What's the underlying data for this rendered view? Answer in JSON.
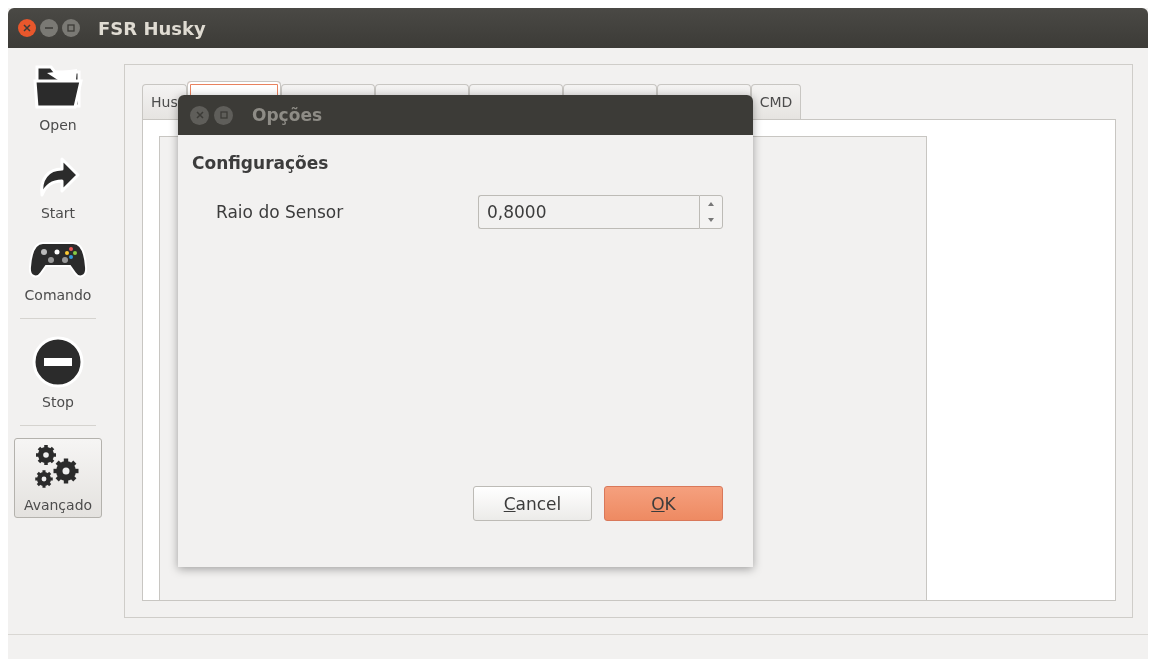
{
  "window": {
    "title": "FSR Husky"
  },
  "toolbar": [
    {
      "kind": "open",
      "label": "Open",
      "selected": false
    },
    {
      "kind": "start",
      "label": "Start",
      "selected": false
    },
    {
      "kind": "gamepad",
      "label": "Comando",
      "selected": false
    },
    {
      "kind": "separator"
    },
    {
      "kind": "stop",
      "label": "Stop",
      "selected": false
    },
    {
      "kind": "separator"
    },
    {
      "kind": "advanced",
      "label": "Avançado",
      "selected": true
    }
  ],
  "tabs": [
    {
      "label": "Hus",
      "selected": false
    },
    {
      "selected": true
    },
    {
      "selected": false
    },
    {
      "selected": false
    },
    {
      "selected": false
    },
    {
      "selected": false
    },
    {
      "selected": false
    },
    {
      "label": "CMD",
      "selected": false
    }
  ],
  "dialog": {
    "title": "Opções",
    "section": "Configurações",
    "fields": [
      {
        "label": "Raio do Sensor",
        "value": "0,8000"
      }
    ],
    "buttons": [
      {
        "label": "Cancel",
        "kind": "normal",
        "mnemonic": true
      },
      {
        "label": "OK",
        "kind": "default",
        "mnemonic": true
      }
    ]
  }
}
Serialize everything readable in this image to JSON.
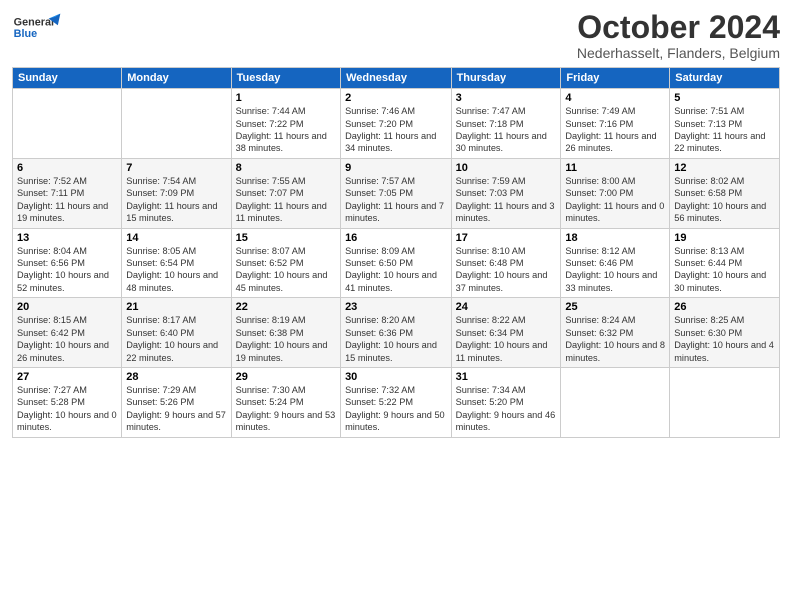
{
  "header": {
    "logo_general": "General",
    "logo_blue": "Blue",
    "month_title": "October 2024",
    "location": "Nederhasselt, Flanders, Belgium"
  },
  "days_of_week": [
    "Sunday",
    "Monday",
    "Tuesday",
    "Wednesday",
    "Thursday",
    "Friday",
    "Saturday"
  ],
  "weeks": [
    [
      {
        "day": "",
        "info": ""
      },
      {
        "day": "",
        "info": ""
      },
      {
        "day": "1",
        "info": "Sunrise: 7:44 AM\nSunset: 7:22 PM\nDaylight: 11 hours and 38 minutes."
      },
      {
        "day": "2",
        "info": "Sunrise: 7:46 AM\nSunset: 7:20 PM\nDaylight: 11 hours and 34 minutes."
      },
      {
        "day": "3",
        "info": "Sunrise: 7:47 AM\nSunset: 7:18 PM\nDaylight: 11 hours and 30 minutes."
      },
      {
        "day": "4",
        "info": "Sunrise: 7:49 AM\nSunset: 7:16 PM\nDaylight: 11 hours and 26 minutes."
      },
      {
        "day": "5",
        "info": "Sunrise: 7:51 AM\nSunset: 7:13 PM\nDaylight: 11 hours and 22 minutes."
      }
    ],
    [
      {
        "day": "6",
        "info": "Sunrise: 7:52 AM\nSunset: 7:11 PM\nDaylight: 11 hours and 19 minutes."
      },
      {
        "day": "7",
        "info": "Sunrise: 7:54 AM\nSunset: 7:09 PM\nDaylight: 11 hours and 15 minutes."
      },
      {
        "day": "8",
        "info": "Sunrise: 7:55 AM\nSunset: 7:07 PM\nDaylight: 11 hours and 11 minutes."
      },
      {
        "day": "9",
        "info": "Sunrise: 7:57 AM\nSunset: 7:05 PM\nDaylight: 11 hours and 7 minutes."
      },
      {
        "day": "10",
        "info": "Sunrise: 7:59 AM\nSunset: 7:03 PM\nDaylight: 11 hours and 3 minutes."
      },
      {
        "day": "11",
        "info": "Sunrise: 8:00 AM\nSunset: 7:00 PM\nDaylight: 11 hours and 0 minutes."
      },
      {
        "day": "12",
        "info": "Sunrise: 8:02 AM\nSunset: 6:58 PM\nDaylight: 10 hours and 56 minutes."
      }
    ],
    [
      {
        "day": "13",
        "info": "Sunrise: 8:04 AM\nSunset: 6:56 PM\nDaylight: 10 hours and 52 minutes."
      },
      {
        "day": "14",
        "info": "Sunrise: 8:05 AM\nSunset: 6:54 PM\nDaylight: 10 hours and 48 minutes."
      },
      {
        "day": "15",
        "info": "Sunrise: 8:07 AM\nSunset: 6:52 PM\nDaylight: 10 hours and 45 minutes."
      },
      {
        "day": "16",
        "info": "Sunrise: 8:09 AM\nSunset: 6:50 PM\nDaylight: 10 hours and 41 minutes."
      },
      {
        "day": "17",
        "info": "Sunrise: 8:10 AM\nSunset: 6:48 PM\nDaylight: 10 hours and 37 minutes."
      },
      {
        "day": "18",
        "info": "Sunrise: 8:12 AM\nSunset: 6:46 PM\nDaylight: 10 hours and 33 minutes."
      },
      {
        "day": "19",
        "info": "Sunrise: 8:13 AM\nSunset: 6:44 PM\nDaylight: 10 hours and 30 minutes."
      }
    ],
    [
      {
        "day": "20",
        "info": "Sunrise: 8:15 AM\nSunset: 6:42 PM\nDaylight: 10 hours and 26 minutes."
      },
      {
        "day": "21",
        "info": "Sunrise: 8:17 AM\nSunset: 6:40 PM\nDaylight: 10 hours and 22 minutes."
      },
      {
        "day": "22",
        "info": "Sunrise: 8:19 AM\nSunset: 6:38 PM\nDaylight: 10 hours and 19 minutes."
      },
      {
        "day": "23",
        "info": "Sunrise: 8:20 AM\nSunset: 6:36 PM\nDaylight: 10 hours and 15 minutes."
      },
      {
        "day": "24",
        "info": "Sunrise: 8:22 AM\nSunset: 6:34 PM\nDaylight: 10 hours and 11 minutes."
      },
      {
        "day": "25",
        "info": "Sunrise: 8:24 AM\nSunset: 6:32 PM\nDaylight: 10 hours and 8 minutes."
      },
      {
        "day": "26",
        "info": "Sunrise: 8:25 AM\nSunset: 6:30 PM\nDaylight: 10 hours and 4 minutes."
      }
    ],
    [
      {
        "day": "27",
        "info": "Sunrise: 7:27 AM\nSunset: 5:28 PM\nDaylight: 10 hours and 0 minutes."
      },
      {
        "day": "28",
        "info": "Sunrise: 7:29 AM\nSunset: 5:26 PM\nDaylight: 9 hours and 57 minutes."
      },
      {
        "day": "29",
        "info": "Sunrise: 7:30 AM\nSunset: 5:24 PM\nDaylight: 9 hours and 53 minutes."
      },
      {
        "day": "30",
        "info": "Sunrise: 7:32 AM\nSunset: 5:22 PM\nDaylight: 9 hours and 50 minutes."
      },
      {
        "day": "31",
        "info": "Sunrise: 7:34 AM\nSunset: 5:20 PM\nDaylight: 9 hours and 46 minutes."
      },
      {
        "day": "",
        "info": ""
      },
      {
        "day": "",
        "info": ""
      }
    ]
  ]
}
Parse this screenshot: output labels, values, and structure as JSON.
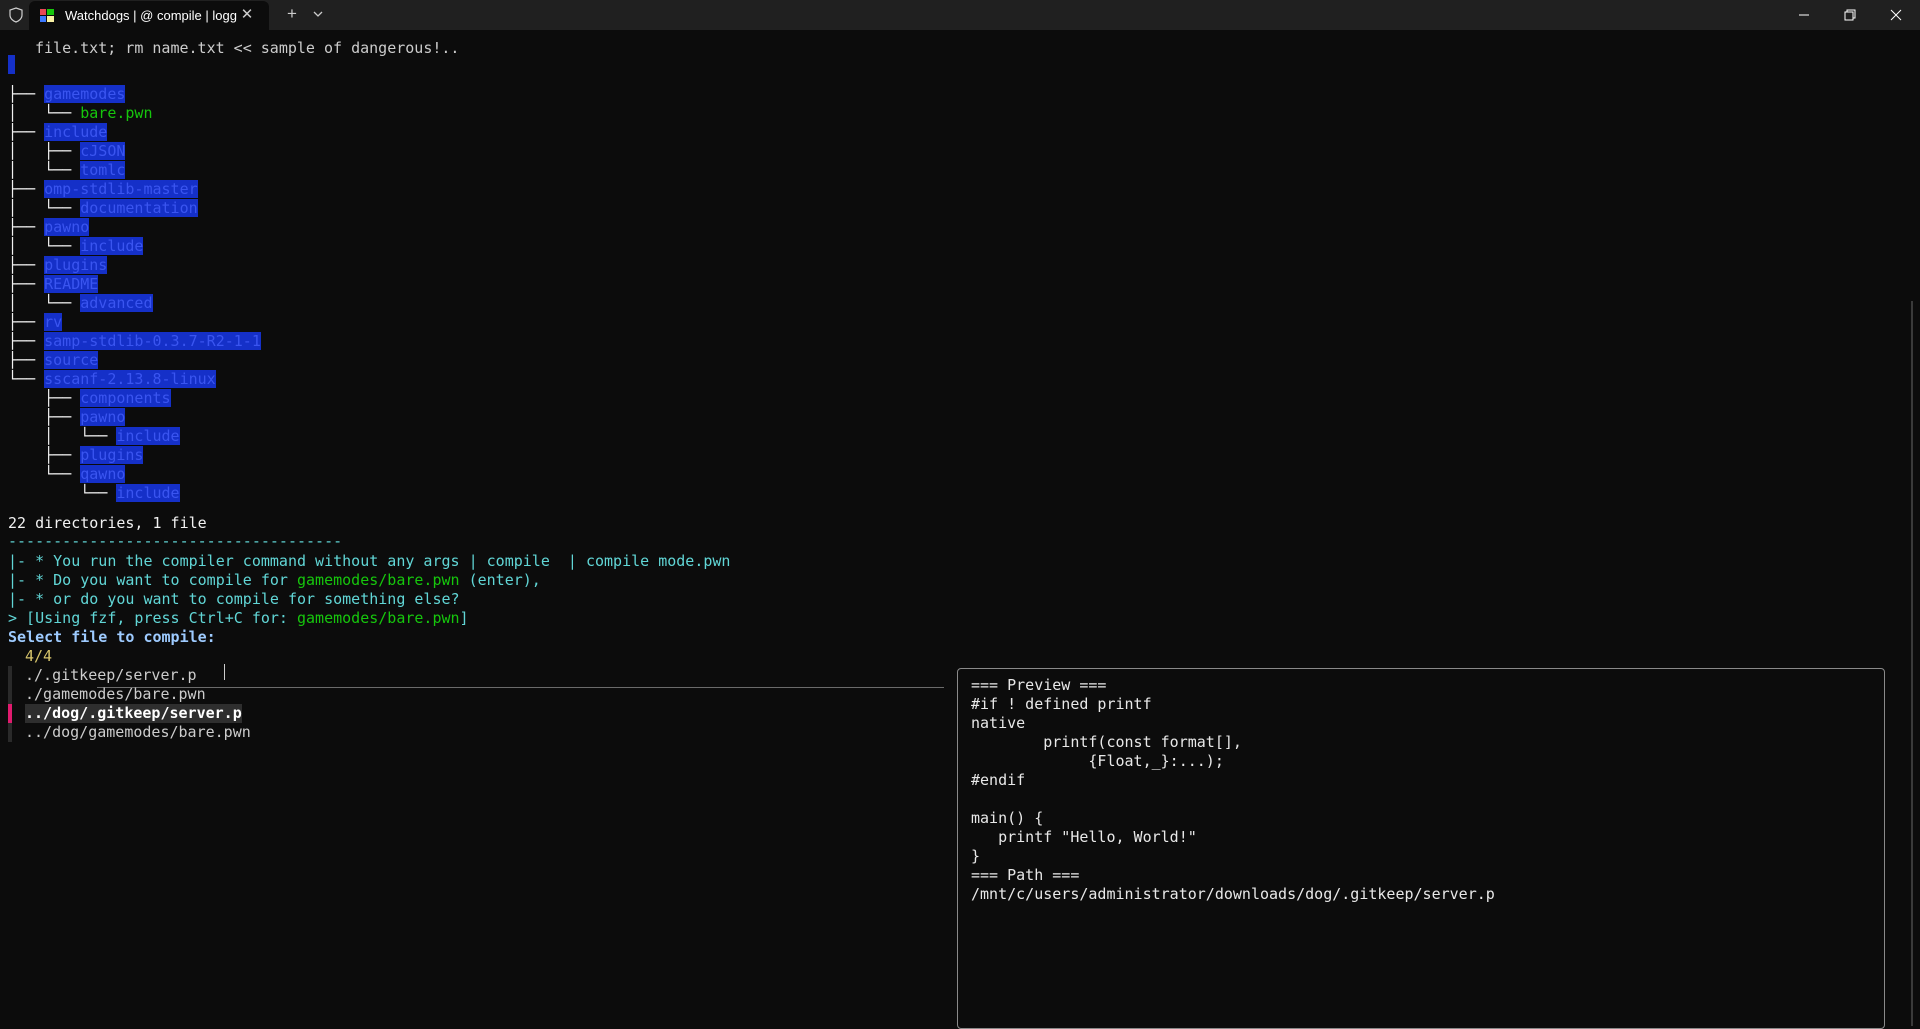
{
  "window": {
    "tab_title": "Watchdogs | @ compile | logg",
    "tab_close_glyph": "✕",
    "new_tab_glyph": "+"
  },
  "terminal": {
    "warning_line": "file.txt; rm name.txt << sample of dangerous!..",
    "tree": [
      {
        "prefix": "├── ",
        "name": "gamemodes",
        "style": "sel"
      },
      {
        "prefix": "│   └── ",
        "name": "bare.pwn",
        "style": "green"
      },
      {
        "prefix": "├── ",
        "name": "include",
        "style": "sel"
      },
      {
        "prefix": "│   ├── ",
        "name": "cJSON",
        "style": "sel"
      },
      {
        "prefix": "│   └── ",
        "name": "tomlc",
        "style": "sel"
      },
      {
        "prefix": "├── ",
        "name": "omp-stdlib-master",
        "style": "sel"
      },
      {
        "prefix": "│   └── ",
        "name": "documentation",
        "style": "sel"
      },
      {
        "prefix": "├── ",
        "name": "pawno",
        "style": "sel"
      },
      {
        "prefix": "│   └── ",
        "name": "include",
        "style": "sel"
      },
      {
        "prefix": "├── ",
        "name": "plugins",
        "style": "sel"
      },
      {
        "prefix": "├── ",
        "name": "README",
        "style": "sel"
      },
      {
        "prefix": "│   └── ",
        "name": "advanced",
        "style": "sel"
      },
      {
        "prefix": "├── ",
        "name": "rv",
        "style": "sel"
      },
      {
        "prefix": "├── ",
        "name": "samp-stdlib-0.3.7-R2-1-1",
        "style": "sel"
      },
      {
        "prefix": "├── ",
        "name": "source",
        "style": "sel"
      },
      {
        "prefix": "└── ",
        "name": "sscanf-2.13.8-linux",
        "style": "sel"
      },
      {
        "prefix": "    ├── ",
        "name": "components",
        "style": "sel"
      },
      {
        "prefix": "    ├── ",
        "name": "pawno",
        "style": "sel"
      },
      {
        "prefix": "    │   └── ",
        "name": "include",
        "style": "sel"
      },
      {
        "prefix": "    ├── ",
        "name": "plugins",
        "style": "sel"
      },
      {
        "prefix": "    └── ",
        "name": "qawno",
        "style": "sel"
      },
      {
        "prefix": "        └── ",
        "name": "include",
        "style": "sel"
      }
    ],
    "summary": "22 directories, 1 file",
    "separator": "-------------------------------------",
    "msg1": {
      "a": "|- * You run the compiler command without any args | compile  | compile mode.pwn"
    },
    "msg2": {
      "a": "|- * Do you want to compile for ",
      "b": "gamemodes/bare.pwn",
      "c": " (enter),"
    },
    "msg3": {
      "a": "|- * or do you want to compile for something else?"
    },
    "msg4": {
      "a": "> [Using fzf, press Ctrl+C for: ",
      "b": "gamemodes/bare.pwn",
      "c": "]"
    },
    "prompt": "Select file to compile: ",
    "fzf_count": "4/4",
    "fzf_items": [
      "./.gitkeep/server.p",
      "./gamemodes/bare.pwn",
      "../dog/.gitkeep/server.p",
      "../dog/gamemodes/bare.pwn"
    ],
    "fzf_selected_index": 2
  },
  "preview": {
    "lines": [
      "=== Preview ===",
      "#if ! defined printf",
      "native",
      "        printf(const format[],",
      "             {Float,_}:...);",
      "#endif",
      "",
      "main() {",
      "   printf \"Hello, World!\"",
      "}",
      "=== Path ===",
      "/mnt/c/users/administrator/downloads/dog/.gitkeep/server.p"
    ]
  },
  "colors": {
    "background": "#0c0c0c",
    "selection": "#1530c8",
    "green": "#16c60c",
    "cyan": "#61d6d6",
    "fzf_marker": "#e01b6e"
  }
}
= = = =
* [Stated task]:
Compute how many lines include the string "gitkeep", then give that number by itself.

* [Solution for this problem]:
3